Start Material shown

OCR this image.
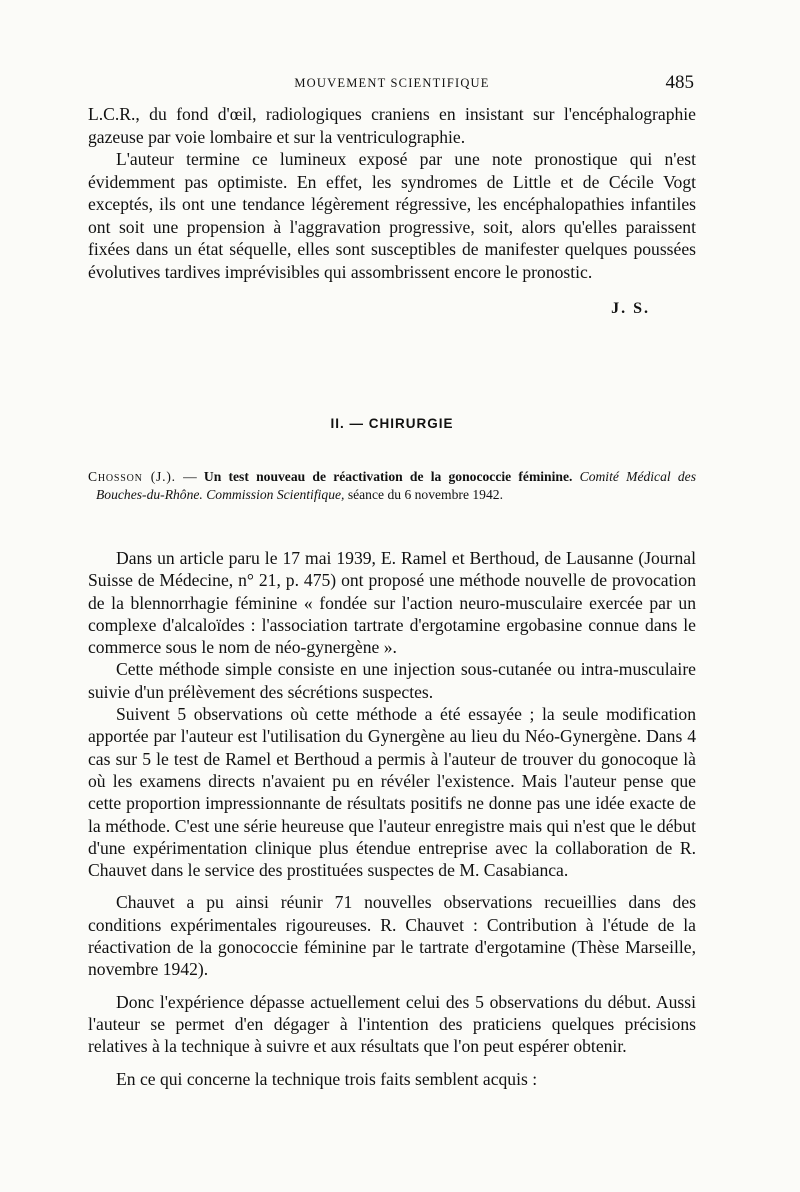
MOUVEMENT SCIENTIFIQUE	485

L.C.R., du fond d'œil, radiologiques craniens en insistant sur l'encéphalographie gazeuse par voie lombaire et sur la ventriculographie.

L'auteur termine ce lumineux exposé par une note pronostique qui n'est évidemment pas optimiste. En effet, les syndromes de Little et de Cécile Vogt exceptés, ils ont une tendance légèrement régressive, les encéphalopathies infantiles ont soit une propension à l'aggravation progressive, soit, alors qu'elles paraissent fixées dans un état séquelle, elles sont susceptibles de manifester quelques poussées évolutives tardives imprévisibles qui assombrissent encore le pronostic.

J. S.
II. — CHIRURGIE

Chosson (J.). — Un test nouveau de réactivation de la gonococcie féminine. Comité Médical des Bouches-du-Rhône. Commission Scientifique, séance du 6 novembre 1942.

Dans un article paru le 17 mai 1939, E. Ramel et Berthoud, de Lausanne (Journal Suisse de Médecine, n° 21, p. 475) ont proposé une méthode nouvelle de provocation de la blennorrhagie féminine « fondée sur l'action neuro-musculaire exercée par un complexe d'alcaloïdes : l'association tartrate d'ergotamine ergobasine connue dans le commerce sous le nom de néo-gynergène ».

Cette méthode simple consiste en une injection sous-cutanée ou intra-musculaire suivie d'un prélèvement des sécrétions suspectes.

Suivent 5 observations où cette méthode a été essayée ; la seule modification apportée par l'auteur est l'utilisation du Gynergène au lieu du Néo-Gynergène. Dans 4 cas sur 5 le test de Ramel et Berthoud a permis à l'auteur de trouver du gonocoque là où les examens directs n'avaient pu en révéler l'existence. Mais l'auteur pense que cette proportion impressionnante de résultats positifs ne donne pas une idée exacte de la méthode. C'est une série heureuse que l'auteur enregistre mais qui n'est que le début d'une expérimentation clinique plus étendue entreprise avec la collaboration de R. Chauvet dans le service des prostituées suspectes de M. Casabianca.

Chauvet a pu ainsi réunir 71 nouvelles observations recueillies dans des conditions expérimentales rigoureuses. R. Chauvet : Contribution à l'étude de la réactivation de la gonococcie féminine par le tartrate d'ergotamine (Thèse Marseille, novembre 1942).

Donc l'expérience dépasse actuellement celui des 5 observations du début. Aussi l'auteur se permet d'en dégager à l'intention des praticiens quelques précisions relatives à la technique à suivre et aux résultats que l'on peut espérer obtenir.

En ce qui concerne la technique trois faits semblent acquis :
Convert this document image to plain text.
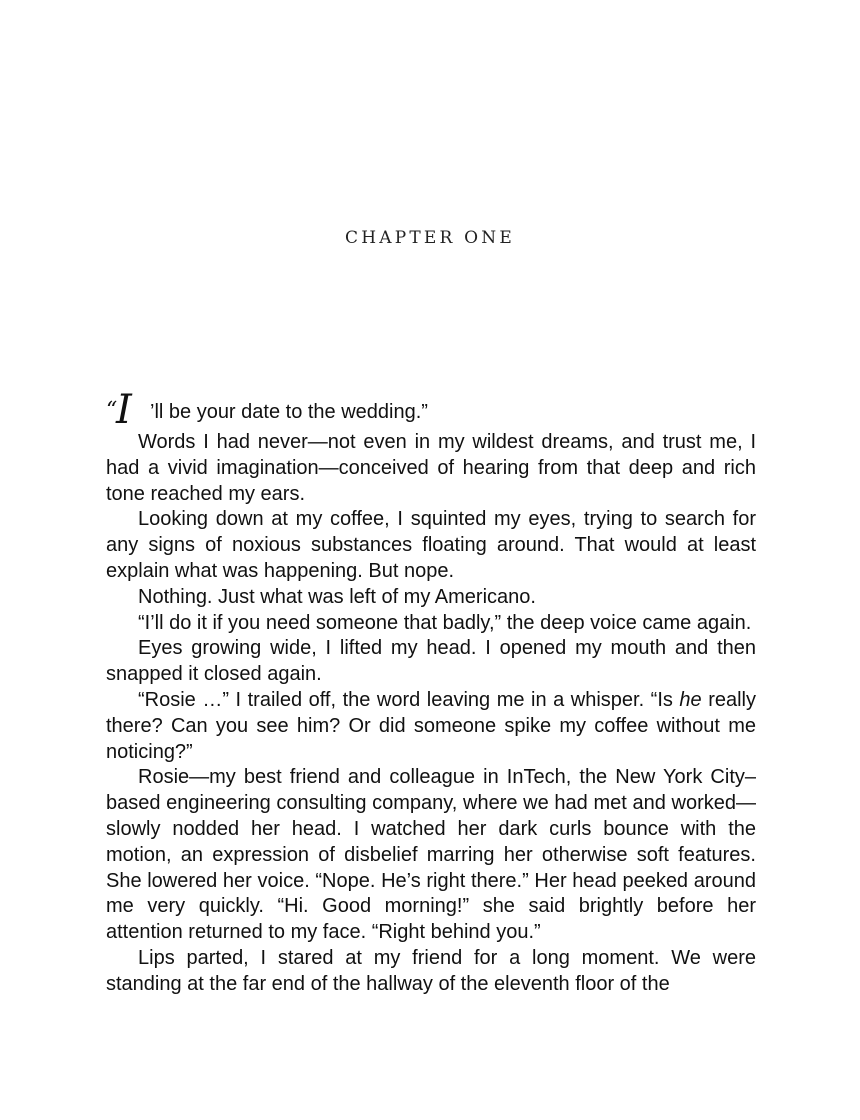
CHAPTER ONE
“
I ’ll be your date to the wedding.”

Words I had never—not even in my wildest dreams, and trust me, I had a vivid imagination—conceived of hearing from that deep and rich tone reached my ears.

Looking down at my coffee, I squinted my eyes, trying to search for any signs of noxious substances floating around. That would at least explain what was happening. But nope.

Nothing. Just what was left of my Americano.

“I’ll do it if you need someone that badly,” the deep voice came again.

Eyes growing wide, I lifted my head. I opened my mouth and then snapped it closed again.

“Rosie …” I trailed off, the word leaving me in a whisper. “Is he really there? Can you see him? Or did someone spike my coffee without me noticing?”

Rosie—my best friend and colleague in InTech, the New York City–based engineering consulting company, where we had met and worked—slowly nodded her head. I watched her dark curls bounce with the motion, an expression of disbelief marring her otherwise soft features. She lowered her voice. “Nope. He’s right there.” Her head peeked around me very quickly. “Hi. Good morning!” she said brightly before her attention returned to my face. “Right behind you.”

Lips parted, I stared at my friend for a long moment. We were standing at the far end of the hallway of the eleventh floor of the
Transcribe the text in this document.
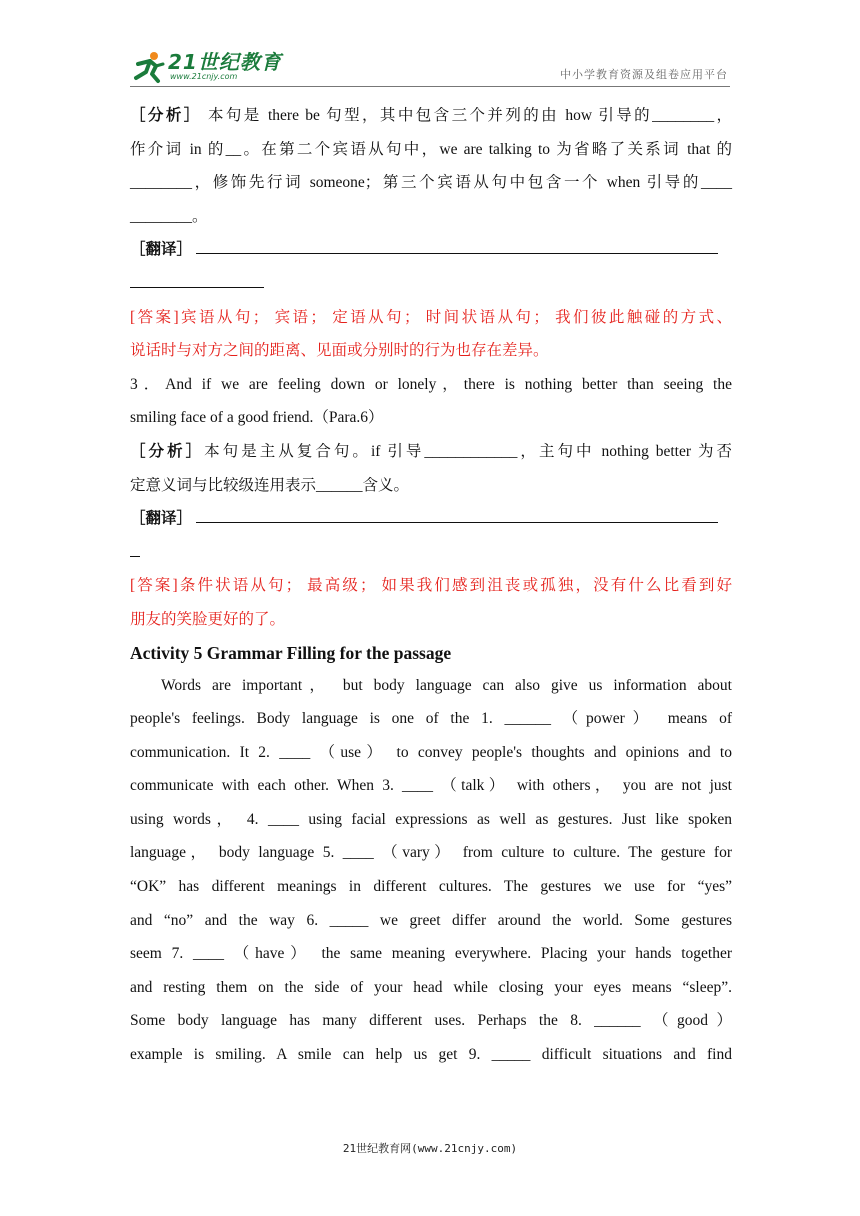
21世纪教育
www.21cnjy.com	中小学教育资源及组卷应用平台

［分析］ 本句是 there be 句型，其中包含三个并列的由 how 引导的________，

作介词 in 的__。在第二个宾语从句中，we are talking to 为省略了关系词 that 的

________，修饰先行词 someone；第三个宾语从句中包含一个 when 引导的____

________。

［翻译］

[答案]宾语从句； 宾语； 定语从句； 时间状语从句； 我们彼此触碰的方式、

说话时与对方之间的距离、见面或分别时的行为也存在差异。

3．And if we are feeling down or lonely，there is nothing better than seeing the

smiling face of a good friend.（Para.6）

［分析］本句是主从复合句。if 引导____________，主句中 nothing better 为否

定意义词与比较级连用表示______含义。

［翻译］

[答案]条件状语从句； 最高级； 如果我们感到沮丧或孤独，没有什么比看到好

朋友的笑脸更好的了。

Activity 5 Grammar Filling for the passage

Words are important， but body language can also give us information about

people's feelings. Body language is one of the 1. ______ （power） means of

communication. It 2. ____ （use） to convey people's thoughts and opinions and to

communicate with each other. When 3. ____ （talk） with others， you are not just

using words， 4. ____ using facial expressions as well as gestures. Just like spoken

language， body language 5. ____ （vary） from culture to culture. The gesture for

“OK” has different meanings in different cultures. The gestures we use for “yes”

and “no” and the way 6. _____ we greet differ around the world. Some gestures

seem 7. ____ （have） the same meaning everywhere. Placing your hands together

and resting them on the side of your head while closing your eyes means “sleep”.

Some body language has many different uses. Perhaps the 8. ______ （good）

example is smiling. A smile can help us get 9. _____ difficult situations and find

21世纪教育网(www.21cnjy.com)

End Material shown

Task to complete —
Quote all the records verbatim, dropping any pictures from your copy.

Response —
OCR this image.
MOUVEMENT SCIENTIFIQUE	485

L.C.R., du fond d'œil, radiologiques craniens en insistant sur l'encéphalographie gazeuse par voie lombaire et sur la ventriculographie.

L'auteur termine ce lumineux exposé par une note pronostique qui n'est évidemment pas optimiste. En effet, les syndromes de Little et de Cécile Vogt exceptés, ils ont une tendance légèrement régressive, les encéphalopathies infantiles ont soit une propension à l'aggravation progressive, soit, alors qu'elles paraissent fixées dans un état séquelle, elles sont susceptibles de manifester quelques poussées évolutives tardives imprévisibles qui assombrissent encore le pronostic.

J. S.
II. — CHIRURGIE

Chosson (J.). — Un test nouveau de réactivation de la gonococcie féminine. Comité Médical des Bouches-du-Rhône. Commission Scientifique, séance du 6 novembre 1942.

Dans un article paru le 17 mai 1939, E. Ramel et Berthoud, de Lausanne (Journal Suisse de Médecine, n° 21, p. 475) ont proposé une méthode nouvelle de provocation de la blennorrhagie féminine « fondée sur l'action neuro-musculaire exercée par un complexe d'alcaloïdes : l'association tartrate d'ergotamine ergobasine connue dans le commerce sous le nom de néo-gynergène ».

Cette méthode simple consiste en une injection sous-cutanée ou intra-musculaire suivie d'un prélèvement des sécrétions suspectes.

Suivent 5 observations où cette méthode a été essayée ; la seule modification apportée par l'auteur est l'utilisation du Gynergène au lieu du Néo-Gynergène. Dans 4 cas sur 5 le test de Ramel et Berthoud a permis à l'auteur de trouver du gonocoque là où les examens directs n'avaient pu en révéler l'existence. Mais l'auteur pense que cette proportion impressionnante de résultats positifs ne donne pas une idée exacte de la méthode. C'est une série heureuse que l'auteur enregistre mais qui n'est que le début d'une expérimentation clinique plus étendue entreprise avec la collaboration de R. Chauvet dans le service des prostituées suspectes de M. Casabianca.

Chauvet a pu ainsi réunir 71 nouvelles observations recueillies dans des conditions expérimentales rigoureuses. R. Chauvet : Contribution à l'étude de la réactivation de la gonococcie féminine par le tartrate d'ergotamine (Thèse Marseille, novembre 1942).

Donc l'expérience dépasse actuellement celui des 5 observations du début. Aussi l'auteur se permet d'en dégager à l'intention des praticiens quelques précisions relatives à la technique à suivre et aux résultats que l'on peut espérer obtenir.

En ce qui concerne la technique trois faits semblent acquis :
Convert this document image to plain text.
CHAPTER ONE
“
I ’ll be your date to the wedding.”

Words I had never—not even in my wildest dreams, and trust me, I had a vivid imagination—conceived of hearing from that deep and rich tone reached my ears.

Looking down at my coffee, I squinted my eyes, trying to search for any signs of noxious substances floating around. That would at least explain what was happening. But nope.

Nothing. Just what was left of my Americano.

“I’ll do it if you need someone that badly,” the deep voice came again.

Eyes growing wide, I lifted my head. I opened my mouth and then snapped it closed again.

“Rosie …” I trailed off, the word leaving me in a whisper. “Is he really there? Can you see him? Or did someone spike my coffee without me noticing?”

Rosie—my best friend and colleague in InTech, the New York City–based engineering consulting company, where we had met and worked—slowly nodded her head. I watched her dark curls bounce with the motion, an expression of disbelief marring her otherwise soft features. She lowered her voice. “Nope. He’s right there.” Her head peeked around me very quickly. “Hi. Good morning!” she said brightly before her attention returned to my face. “Right behind you.”

Lips parted, I stared at my friend for a long moment. We were standing at the far end of the hallway of the eleventh floor of the
Transcribe the text in this document.
21世纪教育
www.21cnjy.com	中小学教育资源及组卷应用平台

［分析］ 本句是 there be 句型，其中包含三个并列的由 how 引导的________，

作介词 in 的__。在第二个宾语从句中，we are talking to 为省略了关系词 that 的

________，修饰先行词 someone；第三个宾语从句中包含一个 when 引导的____

________。

［翻译］

[答案]宾语从句； 宾语； 定语从句； 时间状语从句； 我们彼此触碰的方式、

说话时与对方之间的距离、见面或分别时的行为也存在差异。

3．And if we are feeling down or lonely，there is nothing better than seeing the

smiling face of a good friend.（Para.6）

［分析］本句是主从复合句。if 引导____________，主句中 nothing better 为否

定意义词与比较级连用表示______含义。

［翻译］

[答案]条件状语从句； 最高级； 如果我们感到沮丧或孤独，没有什么比看到好

朋友的笑脸更好的了。

Activity 5 Grammar Filling for the passage

Words are important， but body language can also give us information about

people's feelings. Body language is one of the 1. ______ （power） means of

communication. It 2. ____ （use） to convey people's thoughts and opinions and to

communicate with each other. When 3. ____ （talk） with others， you are not just

using words， 4. ____ using facial expressions as well as gestures. Just like spoken

language， body language 5. ____ （vary） from culture to culture. The gesture for

“OK” has different meanings in different cultures. The gestures we use for “yes”

and “no” and the way 6. _____ we greet differ around the world. Some gestures

seem 7. ____ （have） the same meaning everywhere. Placing your hands together

and resting them on the side of your head while closing your eyes means “sleep”.

Some body language has many different uses. Perhaps the 8. ______ （good）

example is smiling. A smile can help us get 9. _____ difficult situations and find

21世纪教育网(www.21cnjy.com)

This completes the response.